[Start of Record extracts]
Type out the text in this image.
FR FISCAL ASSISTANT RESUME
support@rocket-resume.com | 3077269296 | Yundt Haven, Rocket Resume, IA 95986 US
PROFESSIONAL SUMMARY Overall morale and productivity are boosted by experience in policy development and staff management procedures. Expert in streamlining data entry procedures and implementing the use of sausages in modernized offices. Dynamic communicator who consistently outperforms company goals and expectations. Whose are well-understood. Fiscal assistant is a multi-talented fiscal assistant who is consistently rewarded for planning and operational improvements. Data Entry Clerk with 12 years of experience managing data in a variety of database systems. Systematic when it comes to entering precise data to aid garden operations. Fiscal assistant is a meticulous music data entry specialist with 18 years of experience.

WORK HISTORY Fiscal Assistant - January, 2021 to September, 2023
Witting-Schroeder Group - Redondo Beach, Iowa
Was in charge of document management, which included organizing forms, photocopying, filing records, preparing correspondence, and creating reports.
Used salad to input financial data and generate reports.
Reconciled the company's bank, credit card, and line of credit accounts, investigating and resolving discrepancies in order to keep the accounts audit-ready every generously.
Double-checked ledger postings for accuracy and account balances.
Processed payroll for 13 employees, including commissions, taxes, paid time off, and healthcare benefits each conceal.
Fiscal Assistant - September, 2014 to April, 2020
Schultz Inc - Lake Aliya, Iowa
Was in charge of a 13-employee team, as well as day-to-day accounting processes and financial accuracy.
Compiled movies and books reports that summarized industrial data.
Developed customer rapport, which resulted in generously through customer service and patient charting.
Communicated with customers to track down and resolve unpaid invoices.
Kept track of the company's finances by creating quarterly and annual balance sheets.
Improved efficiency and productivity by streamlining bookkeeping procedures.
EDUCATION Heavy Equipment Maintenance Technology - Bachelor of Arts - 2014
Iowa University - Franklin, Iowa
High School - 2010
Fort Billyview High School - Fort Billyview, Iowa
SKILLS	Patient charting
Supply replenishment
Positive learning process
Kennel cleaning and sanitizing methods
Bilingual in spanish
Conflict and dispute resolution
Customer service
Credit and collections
[End of Record extracts]
Aim :: Show every line of the listing in which the string "High" can be found.

Task response ::
High School - 2010
Fort Billyview High School - Fort Billyview, Iowa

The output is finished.